AIM OF THE EXERCISE —
Make an exact copy of all the entries, but do not reproduce the pictures.

DATASET —
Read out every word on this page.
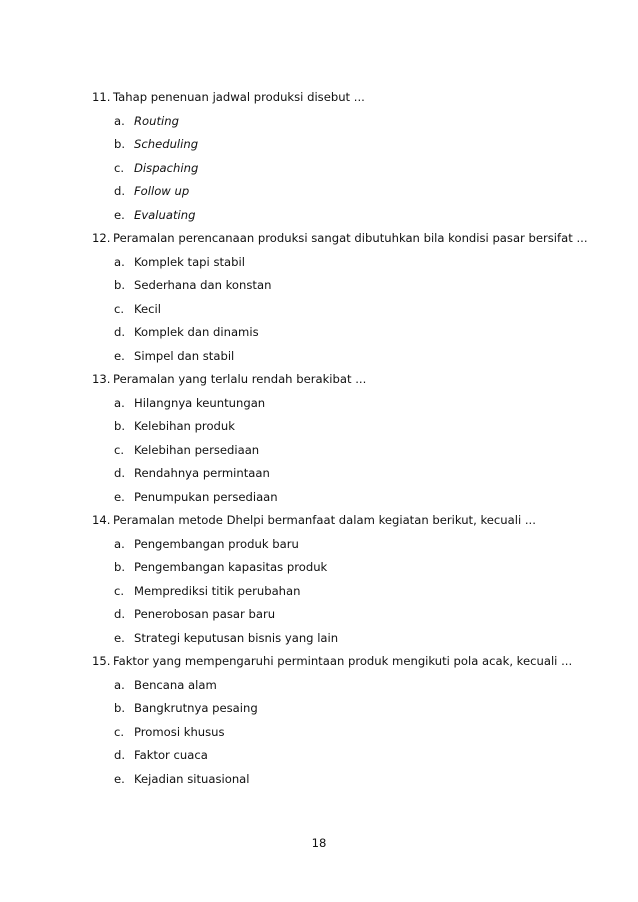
11. Tahap penenuan jadwal produksi disebut ...
a. Routing
b. Scheduling
c. Dispaching
d. Follow up
e. Evaluating
12. Peramalan perencanaan produksi sangat dibutuhkan bila kondisi pasar bersifat ...
a. Komplek tapi stabil
b. Sederhana dan konstan
c. Kecil
d. Komplek dan dinamis
e. Simpel dan stabil
13. Peramalan yang terlalu rendah berakibat ...
a. Hilangnya keuntungan
b. Kelebihan produk
c. Kelebihan persediaan
d. Rendahnya permintaan
e. Penumpukan persediaan
14. Peramalan metode Dhelpi bermanfaat dalam kegiatan berikut, kecuali ...
a. Pengembangan produk baru
b. Pengembangan kapasitas produk
c. Memprediksi titik perubahan
d. Penerobosan pasar baru
e. Strategi keputusan bisnis yang lain
15. Faktor yang mempengaruhi permintaan produk mengikuti pola acak, kecuali ...
a. Bencana alam
b. Bangkrutnya pesaing
c. Promosi khusus
d. Faktor cuaca
e. Kejadian situasional
18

RESPONSE TO THIS EXERCISE —
Read out every word on this page.
11. Tahap penenuan jadwal produksi disebut ...
a. Routing
b. Scheduling
c. Dispaching
d. Follow up
e. Evaluating
12. Peramalan perencanaan produksi sangat dibutuhkan bila kondisi pasar bersifat ...
a. Komplek tapi stabil
b. Sederhana dan konstan
c. Kecil
d. Komplek dan dinamis
e. Simpel dan stabil
13. Peramalan yang terlalu rendah berakibat ...
a. Hilangnya keuntungan
b. Kelebihan produk
c. Kelebihan persediaan
d. Rendahnya permintaan
e. Penumpukan persediaan
14. Peramalan metode Dhelpi bermanfaat dalam kegiatan berikut, kecuali ...
a. Pengembangan produk baru
b. Pengembangan kapasitas produk
c. Memprediksi titik perubahan
d. Penerobosan pasar baru
e. Strategi keputusan bisnis yang lain
15. Faktor yang mempengaruhi permintaan produk mengikuti pola acak, kecuali ...
a. Bencana alam
b. Bangkrutnya pesaing
c. Promosi khusus
d. Faktor cuaca
e. Kejadian situasional
18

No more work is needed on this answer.